THE PROBLEM → Everything in the data should be repeated exactly, save for the images.

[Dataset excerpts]
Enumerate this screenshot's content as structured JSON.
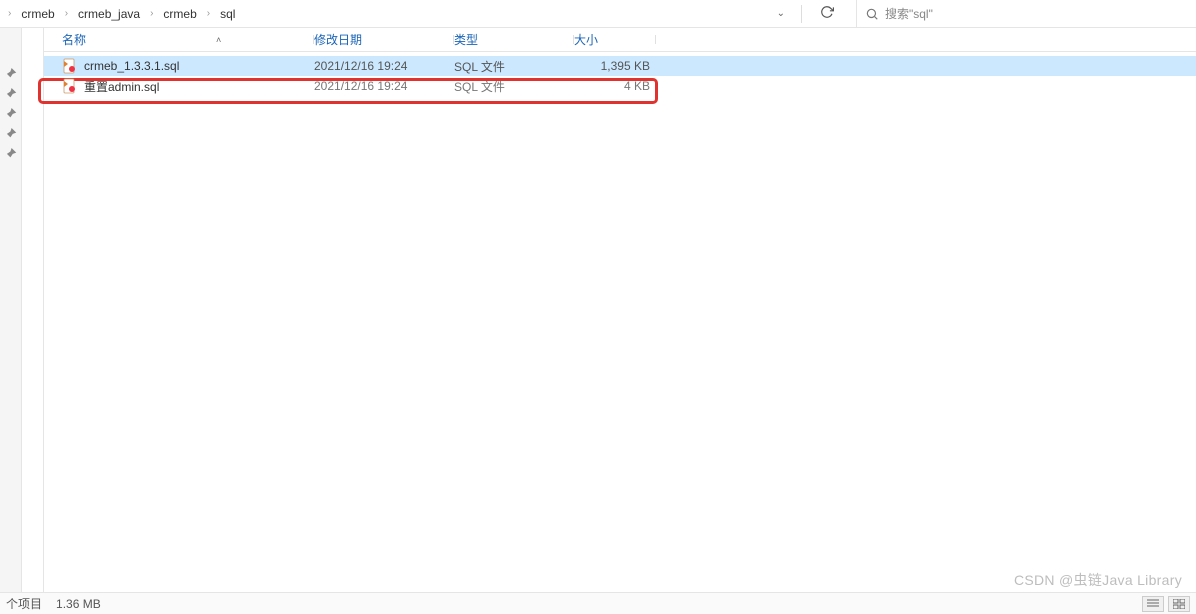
{
  "breadcrumb": {
    "items": [
      "crmeb",
      "crmeb_java",
      "crmeb",
      "sql"
    ]
  },
  "search": {
    "placeholder": "搜索\"sql\""
  },
  "columns": {
    "name": "名称",
    "date": "修改日期",
    "type": "类型",
    "size": "大小"
  },
  "files": [
    {
      "name": "crmeb_1.3.3.1.sql",
      "date": "2021/12/16 19:24",
      "type": "SQL 文件",
      "size": "1,395 KB",
      "selected": true
    },
    {
      "name": "重置admin.sql",
      "date": "2021/12/16 19:24",
      "type": "SQL 文件",
      "size": "4 KB",
      "selected": false
    }
  ],
  "status": {
    "items_label": "个项目",
    "selection_size": "1.36 MB"
  },
  "watermark": "CSDN @虫链Java Library"
}
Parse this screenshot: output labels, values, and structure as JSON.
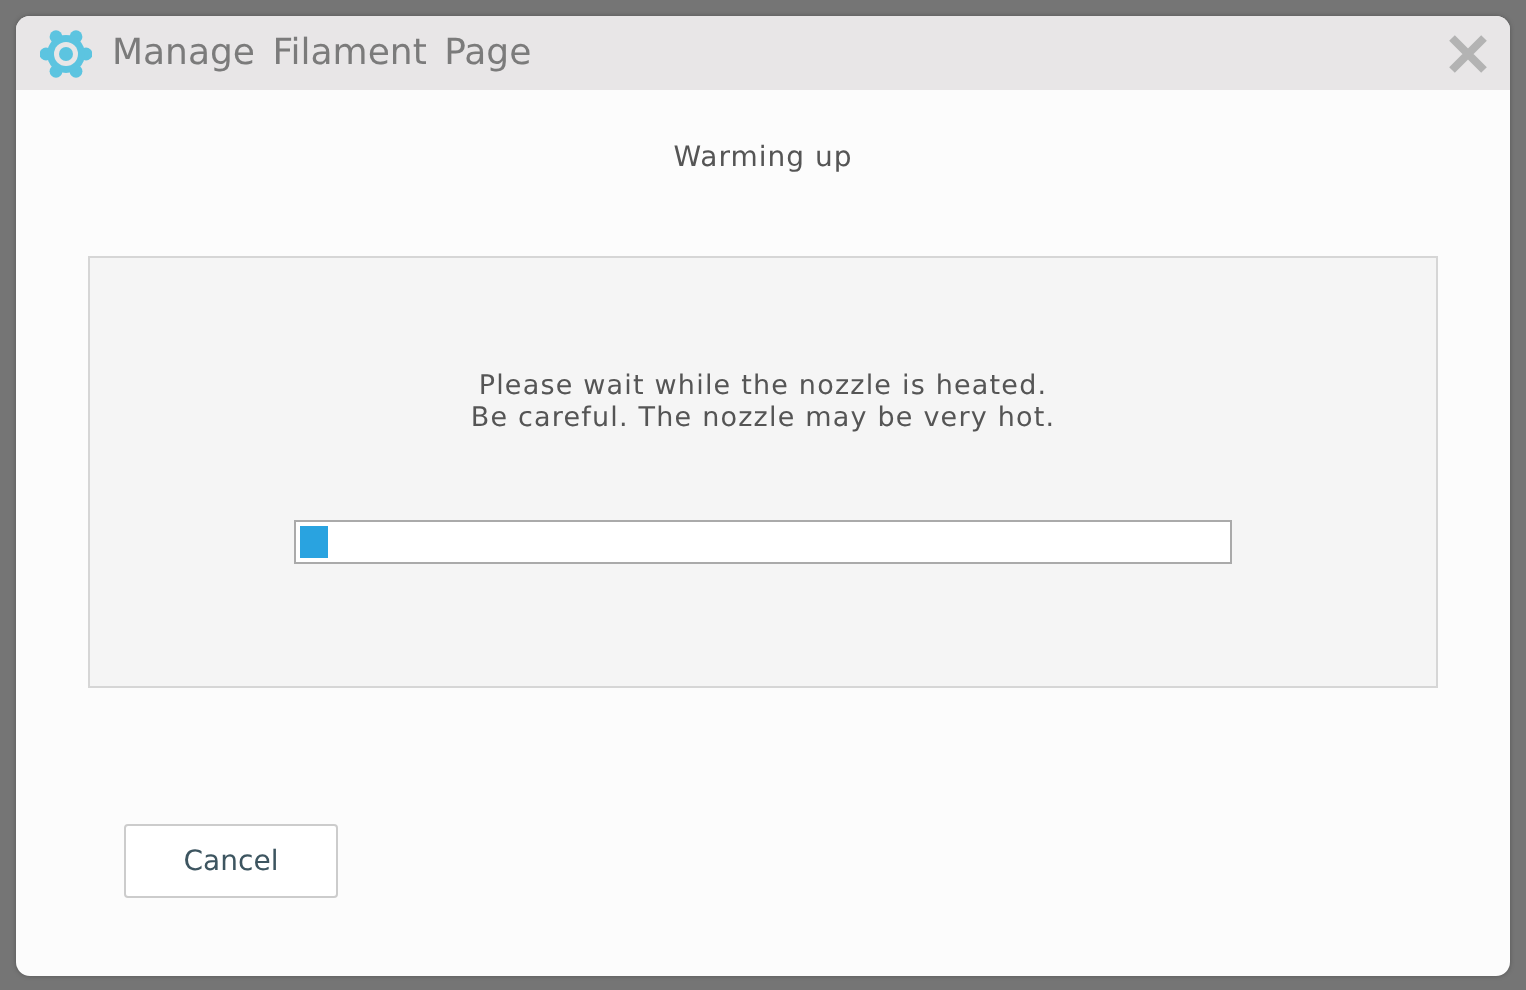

CORRECT RESULT →
Enumerate this screenshot's content as structured JSON.
{
  "breadcrumb": {
    "items": [
      "crmeb",
      "crmeb_java",
      "crmeb",
      "sql"
    ]
  },
  "search": {
    "placeholder": "搜索\"sql\""
  },
  "columns": {
    "name": "名称",
    "date": "修改日期",
    "type": "类型",
    "size": "大小"
  },
  "files": [
    {
      "name": "crmeb_1.3.3.1.sql",
      "date": "2021/12/16 19:24",
      "type": "SQL 文件",
      "size": "1,395 KB",
      "selected": true
    },
    {
      "name": "重置admin.sql",
      "date": "2021/12/16 19:24",
      "type": "SQL 文件",
      "size": "4 KB",
      "selected": false
    }
  ],
  "status": {
    "items_label": "个项目",
    "selection_size": "1.36 MB"
  },
  "watermark": "CSDN @虫链Java Library"
}
Parse this screenshot: output labels, values, and structure as JSON.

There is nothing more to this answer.